Exercise description:
Pick up the Vouch server documentation after its last sentence and write what comes next.

Article:

-=-=-

For organizations using SAML-based identity providers, the Vouch server acts as a SAML Service Provider. It publishes SP metadata at /saml/metadata and accepts assertions at the Assertion Consumer Service endpoint (/saml/acs). Both HTTP-POST and HTTP-Redirect bindings are supported. See SAML Identity Providers for configuration details.

SCIM 2.0

The Vouch server implements SCIM 2.0 endpoints for automated user provisioning. Identity providers (Google Workspace, Okta, Azure AD) push user lifecycle events to synchronize the Vouch user directory.

Standards compliance

The Vouch server implements the following standards, each with dedicated test coverage:

Standard	Title	Usage in Vouch
OIDC Core	OpenID Connect Core 1.0	Identity provider, ID tokens, UserInfo
FAPI 2.0 SP	FAPI 2.0 Security Profile	Security controls for CLI and application clients
FAPI 2.0 MS	FAPI 2.0 Message Signing	HTTP Message Signatures on requests and responses
RFC 6749	OAuth 2.0 Authorization Framework	Core authorization flows
RFC 7009	Token Revocation	`/oauth/revoke` endpoint
RFC 7523	JWT Bearer Client Authentication	`private_key_jwt` client authentication
RFC 7591	Dynamic Client Registration	CLI auto-registration
RFC 7592	Dynamic Client Registration Management	Client registration updates
RFC 7636	PKCE	Code challenge for public clients
RFC 7644	SCIM 2.0	User provisioning
RFC 7662	Token Introspection	`/oauth/introspect` endpoint
RFC 7800	Proof-of-Possession Key Semantics	`cnf` claim in tokens
RFC 8176	Authentication Method Reference Values	`amr` claim values
RFC 8414	Authorization Server Metadata	`/.well-known/openid-configuration`
RFC 8628	Device Authorization Grant	CLI and native app authentication
RFC 8693	Token Exchange	Service-to-service delegation
RFC 8705	Mutual-TLS	mTLS client auth, certificate-bound tokens
RFC 8707	Resource Indicators	Audience-restricted tokens
RFC 8725	JWT Best Current Practices	JWT security hardening
RFC 9068	JWT Profile for Access Tokens	Access token format
RFC 9101	JWT-Secured Authorization Request	Signed authorization requests
RFC 9126	Pushed Authorization Requests	Back-channel authorization
RFC 9207	AS Issuer Identification	Mix-up attack prevention via `iss` parameter
RFC 9396	Rich Authorization Requests	Structured authorization details
RFC 9421	HTTP Message Signatures	Request-level integrity
RFC 9449	DPoP	Sender-constrained tokens
RFC 9470	Step-Up Authentication	Authentication challenge protocol
RFC 9728	Protected Resource Metadata	`/.well-known/oauth-protected-resource`
SAML 2.0	SAML 2.0	Identity provider federation

Authentication flow

The complete flow from YubiKey tap to credential consumption:

┌──────────┐    ┌──────────┐    ┌──────────────┐    ┌─────────────────┐
│  YubiKey │    │ Vouch CLI│    │ Vouch Server │    │ External Service│
│  (FIDO2) │    │ + Agent  │    │  (IdP/CA)    │    │(AWS/GitHub/etc.)│
└─────┬────┘    └─────┬────┘    └──────┬───────┘    └───────┬─────────┘
      │               │                │                    │
      │  1. Challenge │                │                    │
      │◄──────────────┤  Get challenge │                    │
      │               ├──────-────────►│                    │
      │               │                │                    │
      │  2. Sign      │                │                    │
      │  (PIN+touch)  │                │                    │
      ├──────────────►│                │                    │
      │               │  3. Assertion  │                    │
      │               ├─────-─────────►│                    │
      │               │                │  4. Validate       │
      │               │                │                    │
      │               │  5. Session    │                    │
      │               │◄───────-───────┤                    │
      │               │                │                    │
      │               │  6. Credential │                    │
      │               │     request    │                    │
      │               ├─────────────-─►│                    │
      │               │                │  7. Exchange       │
      │               │                ├──────────────────-►│
      │               │                │  8. Short-lived    │
      │               │                │◄──────────────────-┤
      │               │  9. Credential │                    │
      │               │◄────────────-──┤                    │
      │               │                │                    │
      │               │  10. Tool uses │                    │
      │               │     credential │                    │
      │               ├─────────────────────────────--─────►│

Steps 1–5 happen once during vouch login. Steps 6–10 happen on demand each time a tool needs a credential.

-=-=-

Spatial annotation entries
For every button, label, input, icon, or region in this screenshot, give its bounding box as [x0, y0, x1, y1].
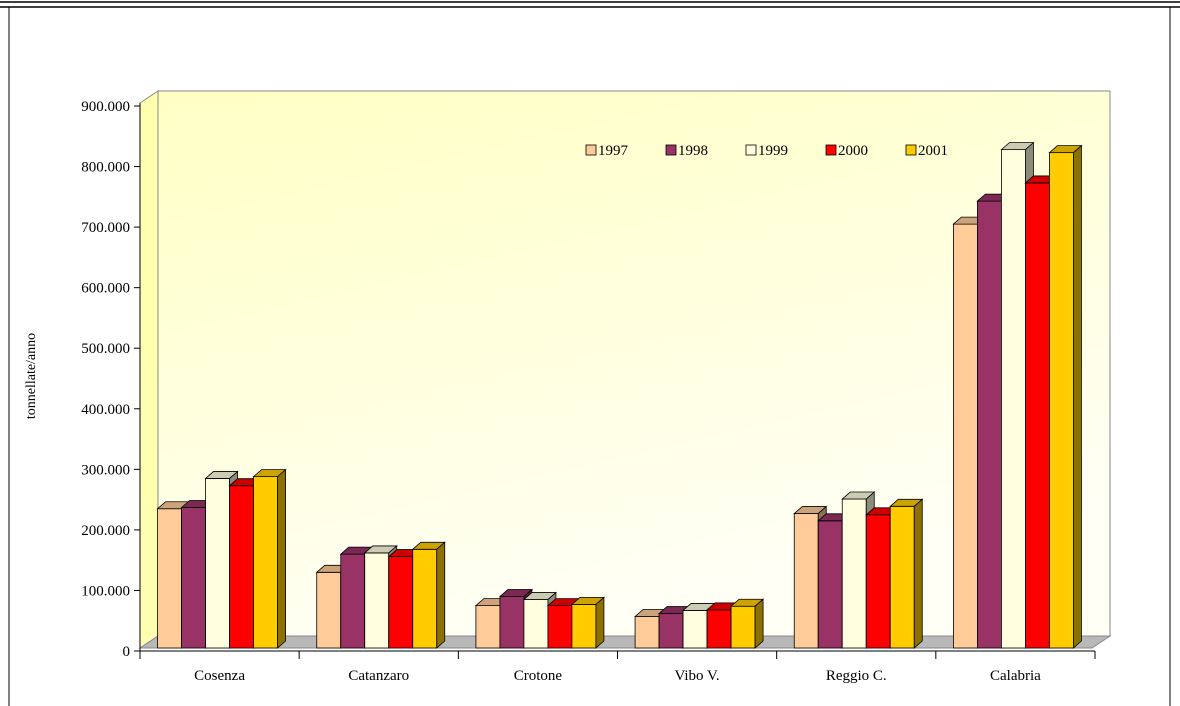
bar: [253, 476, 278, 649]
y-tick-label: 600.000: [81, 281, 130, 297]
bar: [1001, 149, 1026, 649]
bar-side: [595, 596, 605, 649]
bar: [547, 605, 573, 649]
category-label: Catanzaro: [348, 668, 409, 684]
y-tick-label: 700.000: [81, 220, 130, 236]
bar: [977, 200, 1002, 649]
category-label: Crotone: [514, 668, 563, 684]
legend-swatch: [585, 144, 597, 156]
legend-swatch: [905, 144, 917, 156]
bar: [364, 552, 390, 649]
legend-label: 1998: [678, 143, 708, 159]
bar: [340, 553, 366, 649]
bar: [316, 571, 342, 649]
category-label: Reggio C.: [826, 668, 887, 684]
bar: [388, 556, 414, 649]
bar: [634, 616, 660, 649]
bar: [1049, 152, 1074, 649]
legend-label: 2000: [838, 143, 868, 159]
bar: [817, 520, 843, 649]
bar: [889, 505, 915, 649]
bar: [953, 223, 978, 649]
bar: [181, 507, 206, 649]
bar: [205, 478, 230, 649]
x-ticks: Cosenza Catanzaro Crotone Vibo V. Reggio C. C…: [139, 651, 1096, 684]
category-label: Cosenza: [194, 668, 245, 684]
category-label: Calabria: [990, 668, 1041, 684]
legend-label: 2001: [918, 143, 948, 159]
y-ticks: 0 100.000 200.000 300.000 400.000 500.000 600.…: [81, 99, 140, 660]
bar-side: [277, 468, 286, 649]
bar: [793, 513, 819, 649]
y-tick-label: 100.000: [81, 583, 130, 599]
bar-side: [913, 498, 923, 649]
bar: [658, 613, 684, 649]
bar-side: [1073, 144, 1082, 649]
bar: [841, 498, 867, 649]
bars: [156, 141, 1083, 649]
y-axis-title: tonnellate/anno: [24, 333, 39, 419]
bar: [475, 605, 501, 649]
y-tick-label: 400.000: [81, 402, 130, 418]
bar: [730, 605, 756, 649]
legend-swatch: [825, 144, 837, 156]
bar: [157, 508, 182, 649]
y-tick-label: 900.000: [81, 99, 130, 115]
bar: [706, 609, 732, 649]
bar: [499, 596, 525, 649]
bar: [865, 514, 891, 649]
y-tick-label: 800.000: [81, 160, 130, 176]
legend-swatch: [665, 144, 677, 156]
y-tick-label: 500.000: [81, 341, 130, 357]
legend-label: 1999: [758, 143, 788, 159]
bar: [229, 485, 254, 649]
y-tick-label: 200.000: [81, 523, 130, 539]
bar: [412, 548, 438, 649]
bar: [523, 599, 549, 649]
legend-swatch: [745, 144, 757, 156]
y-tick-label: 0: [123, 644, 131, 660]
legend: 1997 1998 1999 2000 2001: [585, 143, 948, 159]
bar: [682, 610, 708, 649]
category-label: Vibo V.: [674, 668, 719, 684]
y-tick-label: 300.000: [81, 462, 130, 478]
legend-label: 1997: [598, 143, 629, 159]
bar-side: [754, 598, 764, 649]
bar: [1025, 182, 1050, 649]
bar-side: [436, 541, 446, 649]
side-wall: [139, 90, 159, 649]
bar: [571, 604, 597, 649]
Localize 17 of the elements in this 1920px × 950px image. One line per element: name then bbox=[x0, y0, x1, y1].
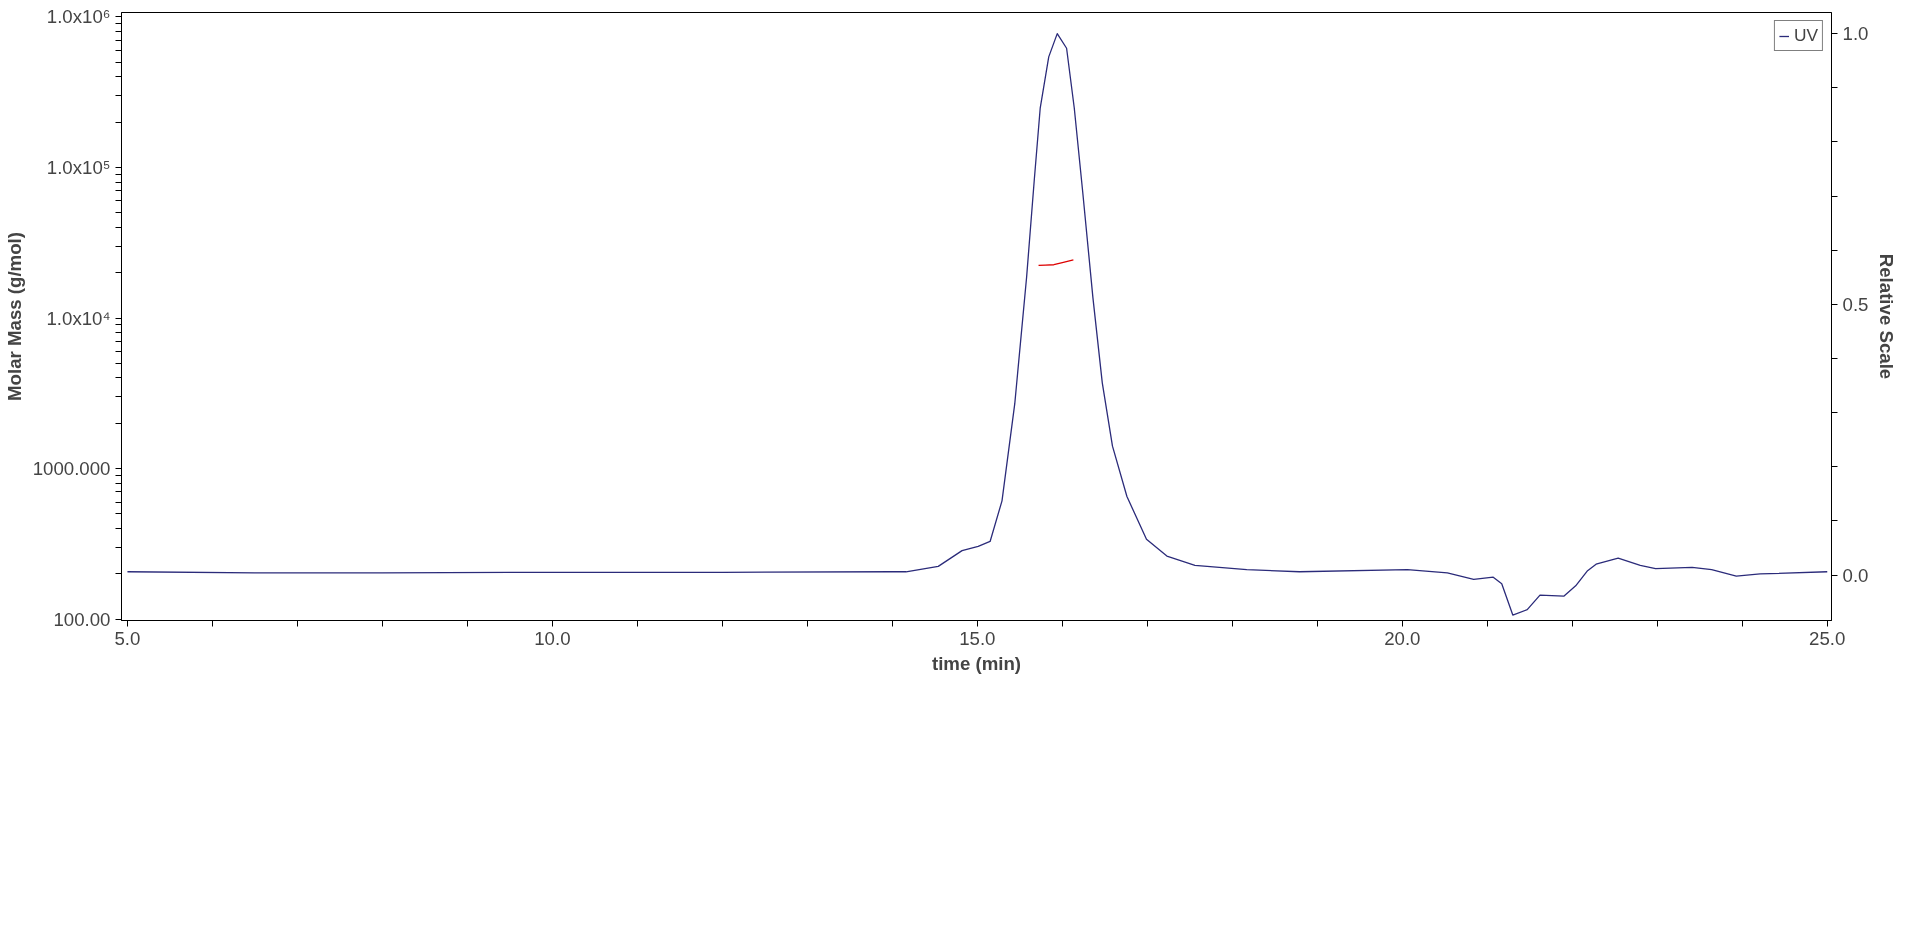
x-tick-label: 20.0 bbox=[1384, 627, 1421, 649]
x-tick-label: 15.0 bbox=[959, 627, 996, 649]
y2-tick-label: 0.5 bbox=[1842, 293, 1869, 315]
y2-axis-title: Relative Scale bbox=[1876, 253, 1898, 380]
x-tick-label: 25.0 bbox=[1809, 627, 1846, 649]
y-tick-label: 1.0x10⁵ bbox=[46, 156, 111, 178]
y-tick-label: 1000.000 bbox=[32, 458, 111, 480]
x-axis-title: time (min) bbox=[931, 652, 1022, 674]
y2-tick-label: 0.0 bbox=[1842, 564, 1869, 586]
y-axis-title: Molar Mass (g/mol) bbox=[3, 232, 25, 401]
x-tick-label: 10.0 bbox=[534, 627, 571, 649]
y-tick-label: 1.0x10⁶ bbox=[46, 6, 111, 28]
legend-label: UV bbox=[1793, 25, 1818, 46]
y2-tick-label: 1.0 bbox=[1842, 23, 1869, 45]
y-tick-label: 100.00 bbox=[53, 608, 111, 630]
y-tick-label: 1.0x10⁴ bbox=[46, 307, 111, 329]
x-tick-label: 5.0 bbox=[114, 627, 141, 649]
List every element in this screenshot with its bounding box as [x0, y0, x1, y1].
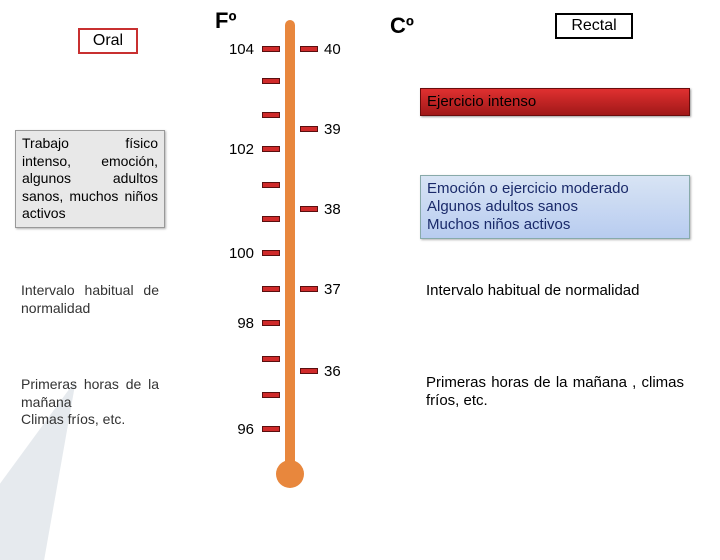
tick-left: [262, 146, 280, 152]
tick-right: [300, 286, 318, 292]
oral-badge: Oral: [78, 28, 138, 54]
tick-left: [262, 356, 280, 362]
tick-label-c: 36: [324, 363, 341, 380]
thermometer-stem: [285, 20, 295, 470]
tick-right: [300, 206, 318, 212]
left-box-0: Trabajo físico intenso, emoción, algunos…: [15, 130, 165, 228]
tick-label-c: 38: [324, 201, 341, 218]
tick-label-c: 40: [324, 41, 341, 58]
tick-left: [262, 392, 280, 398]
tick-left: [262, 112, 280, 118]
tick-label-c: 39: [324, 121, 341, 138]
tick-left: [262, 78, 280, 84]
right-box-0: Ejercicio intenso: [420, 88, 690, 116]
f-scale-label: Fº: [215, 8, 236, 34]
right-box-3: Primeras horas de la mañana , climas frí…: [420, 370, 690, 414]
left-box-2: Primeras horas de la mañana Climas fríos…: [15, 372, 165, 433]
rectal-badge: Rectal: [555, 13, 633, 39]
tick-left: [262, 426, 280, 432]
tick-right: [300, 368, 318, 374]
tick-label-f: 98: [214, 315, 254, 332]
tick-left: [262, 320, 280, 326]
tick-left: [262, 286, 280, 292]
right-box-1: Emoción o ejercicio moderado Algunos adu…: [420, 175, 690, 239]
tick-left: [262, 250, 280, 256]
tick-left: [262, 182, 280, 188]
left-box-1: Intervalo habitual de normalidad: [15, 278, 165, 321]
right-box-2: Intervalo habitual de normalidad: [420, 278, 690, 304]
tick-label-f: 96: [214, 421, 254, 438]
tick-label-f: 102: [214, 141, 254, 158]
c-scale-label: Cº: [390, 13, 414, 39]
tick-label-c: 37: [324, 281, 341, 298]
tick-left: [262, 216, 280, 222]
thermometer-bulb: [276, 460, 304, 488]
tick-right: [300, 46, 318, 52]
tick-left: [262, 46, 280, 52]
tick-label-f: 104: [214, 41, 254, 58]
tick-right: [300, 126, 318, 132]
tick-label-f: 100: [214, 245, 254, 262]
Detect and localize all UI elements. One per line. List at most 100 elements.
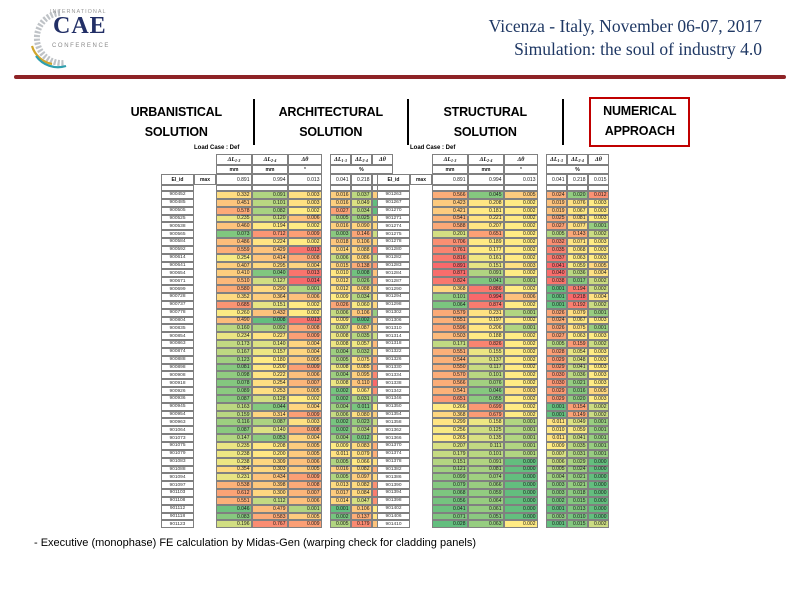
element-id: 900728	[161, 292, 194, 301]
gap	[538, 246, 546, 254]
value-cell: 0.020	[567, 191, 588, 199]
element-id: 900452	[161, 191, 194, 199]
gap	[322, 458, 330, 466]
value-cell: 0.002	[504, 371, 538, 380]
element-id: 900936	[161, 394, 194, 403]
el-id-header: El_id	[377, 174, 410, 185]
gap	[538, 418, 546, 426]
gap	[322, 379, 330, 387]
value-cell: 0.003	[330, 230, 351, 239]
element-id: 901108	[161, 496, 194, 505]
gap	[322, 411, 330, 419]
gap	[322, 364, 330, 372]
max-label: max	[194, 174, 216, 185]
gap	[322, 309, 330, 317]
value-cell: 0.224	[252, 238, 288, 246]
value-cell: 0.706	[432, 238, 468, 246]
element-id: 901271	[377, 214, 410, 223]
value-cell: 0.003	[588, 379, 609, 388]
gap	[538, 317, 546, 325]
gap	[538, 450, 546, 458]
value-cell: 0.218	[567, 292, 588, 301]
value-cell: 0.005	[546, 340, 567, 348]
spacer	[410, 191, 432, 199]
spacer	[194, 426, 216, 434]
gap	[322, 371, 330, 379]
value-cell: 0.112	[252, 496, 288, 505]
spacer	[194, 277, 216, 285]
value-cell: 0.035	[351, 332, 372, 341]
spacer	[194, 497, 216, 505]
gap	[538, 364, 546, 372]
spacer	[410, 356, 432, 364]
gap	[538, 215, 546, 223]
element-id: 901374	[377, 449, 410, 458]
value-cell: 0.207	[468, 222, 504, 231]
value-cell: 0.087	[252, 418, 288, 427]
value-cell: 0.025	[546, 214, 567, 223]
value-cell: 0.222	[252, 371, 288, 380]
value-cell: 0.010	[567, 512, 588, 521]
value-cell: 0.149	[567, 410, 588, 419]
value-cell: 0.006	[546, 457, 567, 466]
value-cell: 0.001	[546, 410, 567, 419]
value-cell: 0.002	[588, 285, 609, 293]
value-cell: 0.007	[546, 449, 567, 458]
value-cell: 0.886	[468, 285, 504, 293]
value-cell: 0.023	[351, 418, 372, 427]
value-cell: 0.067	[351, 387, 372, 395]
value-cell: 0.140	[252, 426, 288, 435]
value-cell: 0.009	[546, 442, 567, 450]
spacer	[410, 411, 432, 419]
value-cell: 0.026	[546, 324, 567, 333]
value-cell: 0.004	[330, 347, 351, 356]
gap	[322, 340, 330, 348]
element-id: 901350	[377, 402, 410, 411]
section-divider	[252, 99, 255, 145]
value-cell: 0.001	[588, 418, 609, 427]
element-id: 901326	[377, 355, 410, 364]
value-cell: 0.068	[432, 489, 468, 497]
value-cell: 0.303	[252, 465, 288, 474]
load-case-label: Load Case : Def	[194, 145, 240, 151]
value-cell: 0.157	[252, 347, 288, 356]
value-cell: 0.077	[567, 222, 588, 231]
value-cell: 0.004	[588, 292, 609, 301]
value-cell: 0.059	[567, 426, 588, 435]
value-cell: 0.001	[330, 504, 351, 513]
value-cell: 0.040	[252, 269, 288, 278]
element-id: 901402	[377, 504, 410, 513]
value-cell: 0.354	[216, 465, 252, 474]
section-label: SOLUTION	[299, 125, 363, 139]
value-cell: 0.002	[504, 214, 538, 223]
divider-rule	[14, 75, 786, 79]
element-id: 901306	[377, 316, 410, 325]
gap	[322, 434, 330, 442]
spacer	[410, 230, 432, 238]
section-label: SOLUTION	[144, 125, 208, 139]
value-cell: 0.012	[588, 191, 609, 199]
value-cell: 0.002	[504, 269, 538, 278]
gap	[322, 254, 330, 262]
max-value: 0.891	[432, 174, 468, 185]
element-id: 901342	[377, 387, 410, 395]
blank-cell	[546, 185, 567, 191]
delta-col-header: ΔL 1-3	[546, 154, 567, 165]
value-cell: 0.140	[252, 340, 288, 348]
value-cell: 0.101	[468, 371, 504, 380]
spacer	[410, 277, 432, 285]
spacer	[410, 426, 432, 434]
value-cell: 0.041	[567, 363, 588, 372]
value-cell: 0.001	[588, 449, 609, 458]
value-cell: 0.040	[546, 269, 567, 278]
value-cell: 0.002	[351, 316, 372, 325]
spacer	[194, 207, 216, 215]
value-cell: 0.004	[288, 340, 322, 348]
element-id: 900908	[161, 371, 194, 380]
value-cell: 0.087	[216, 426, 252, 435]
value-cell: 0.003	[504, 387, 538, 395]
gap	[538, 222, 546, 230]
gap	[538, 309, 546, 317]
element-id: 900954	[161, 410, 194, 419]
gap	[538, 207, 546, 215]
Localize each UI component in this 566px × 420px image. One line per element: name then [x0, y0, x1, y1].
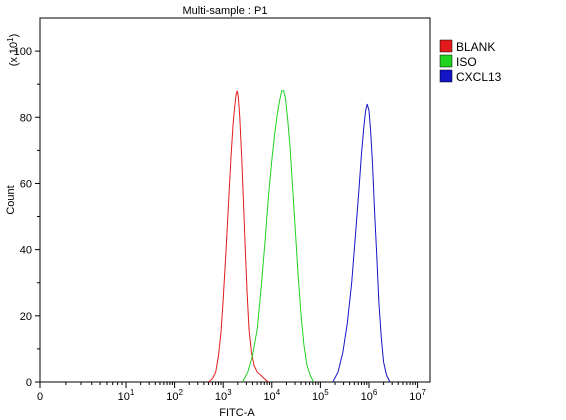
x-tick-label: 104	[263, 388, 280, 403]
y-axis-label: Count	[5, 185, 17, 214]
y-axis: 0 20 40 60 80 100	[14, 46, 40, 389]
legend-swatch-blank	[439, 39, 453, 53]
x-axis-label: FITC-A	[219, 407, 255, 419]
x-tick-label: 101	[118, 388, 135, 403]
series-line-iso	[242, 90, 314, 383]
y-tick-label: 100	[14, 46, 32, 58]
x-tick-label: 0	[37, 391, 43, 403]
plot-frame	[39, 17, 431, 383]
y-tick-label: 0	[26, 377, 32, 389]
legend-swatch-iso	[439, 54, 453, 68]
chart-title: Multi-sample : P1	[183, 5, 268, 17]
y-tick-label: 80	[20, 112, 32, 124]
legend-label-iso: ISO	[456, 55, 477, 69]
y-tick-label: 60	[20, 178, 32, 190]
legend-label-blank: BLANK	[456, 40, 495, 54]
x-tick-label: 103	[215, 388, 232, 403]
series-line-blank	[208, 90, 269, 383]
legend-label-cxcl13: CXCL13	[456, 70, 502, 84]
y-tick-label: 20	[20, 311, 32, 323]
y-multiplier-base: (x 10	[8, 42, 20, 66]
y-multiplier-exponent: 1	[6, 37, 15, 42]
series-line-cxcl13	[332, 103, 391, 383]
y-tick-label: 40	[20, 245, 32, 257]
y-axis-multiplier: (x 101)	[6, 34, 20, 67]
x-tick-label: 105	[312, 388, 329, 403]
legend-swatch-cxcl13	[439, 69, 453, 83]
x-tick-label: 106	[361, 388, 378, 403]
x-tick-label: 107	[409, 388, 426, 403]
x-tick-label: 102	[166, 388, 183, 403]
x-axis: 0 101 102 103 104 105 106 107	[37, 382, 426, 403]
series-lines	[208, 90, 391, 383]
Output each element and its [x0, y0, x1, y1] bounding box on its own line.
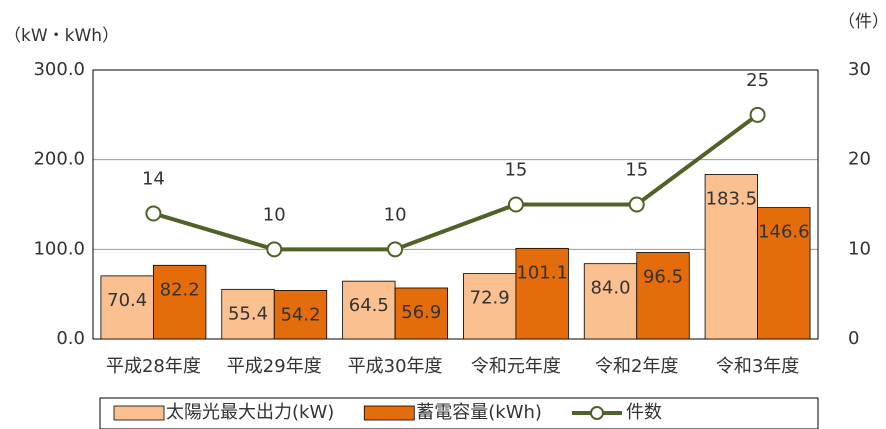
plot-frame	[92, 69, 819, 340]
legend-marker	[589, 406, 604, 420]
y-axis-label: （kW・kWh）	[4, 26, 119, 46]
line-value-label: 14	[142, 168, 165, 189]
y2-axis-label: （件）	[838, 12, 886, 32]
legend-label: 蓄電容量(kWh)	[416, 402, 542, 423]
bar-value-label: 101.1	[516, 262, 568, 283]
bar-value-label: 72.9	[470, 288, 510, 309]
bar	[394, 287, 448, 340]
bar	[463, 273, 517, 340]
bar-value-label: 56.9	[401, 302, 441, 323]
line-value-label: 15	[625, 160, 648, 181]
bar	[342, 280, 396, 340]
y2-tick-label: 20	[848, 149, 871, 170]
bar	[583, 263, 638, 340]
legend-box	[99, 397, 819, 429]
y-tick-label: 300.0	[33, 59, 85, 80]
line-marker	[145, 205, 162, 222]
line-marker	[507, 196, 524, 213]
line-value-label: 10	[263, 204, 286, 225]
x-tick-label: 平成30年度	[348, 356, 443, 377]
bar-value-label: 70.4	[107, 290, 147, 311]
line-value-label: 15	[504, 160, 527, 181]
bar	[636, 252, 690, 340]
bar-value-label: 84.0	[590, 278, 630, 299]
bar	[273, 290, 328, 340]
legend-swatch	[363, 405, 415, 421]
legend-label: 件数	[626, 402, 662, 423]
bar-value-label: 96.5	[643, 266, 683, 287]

-=-=-

Result of this exercise:
Agent architecture

The Vouch agent is a long-running process that provides two services:

Unix domain socket

The CLI communicates with the agent over a Unix domain socket at a well-known path. The socket is protected by multiple layers:

Filesystem permissions — The socket file has restrictive permissions (owner-only) to prevent other users on the system from accessing session material.
Peer credential verification — Every incoming connection is checked using OS-level peer credentials (SO_PEERCRED on Linux, getpeereid on macOS) to verify the connecting process has the same UID as the agent. Connections from a different UID are rejected and audit-logged, following the same approach used by gpg-agent.
Directory safety — On startup, the agent validates that ~/.vouch/ is not a symlink and is owned by the current user, preventing symlink-based directory hijacking where an attacker pre-creates the directory pointing to an attacker-controlled location.

In-memory credential cache

The agent caches:

Session token – Used to authenticate requests to the Vouch server.
SSH certificate – Served to SSH clients via the agent protocol.
Cached STS credentials – AWS credentials are cached until their 1-hour expiry to avoid redundant STS calls.

All cached material is held in process memory. Nothing is written to disk. When the agent process stops (logout, reboot, crash), all cached credentials are lost and a new vouch login is required.

Network requirements

The Vouch CLI and agent need to reach the following endpoints:

Destination	Port	Protocol	Purpose
Vouch server (e.g., `us.vouch.sh`)	443	HTTPS	Authentication, credential exchange, OIDC
Vouch server mTLS endpoint	8443	mTLS (HTTPS)	Certificate-bound token requests, mTLS client authentication (when configured)
AWS STS (`sts.amazonaws.com`)	443	HTTPS	`AssumeRoleWithWebIdentity`
Target SSH hosts	22	SSH	SSH connections (if SSH integration is used)

The Vouch server additionally requires outbound access to GitHub (api.github.com, port 443, HTTPS) for installation token exchange when the GitHub integration is enabled.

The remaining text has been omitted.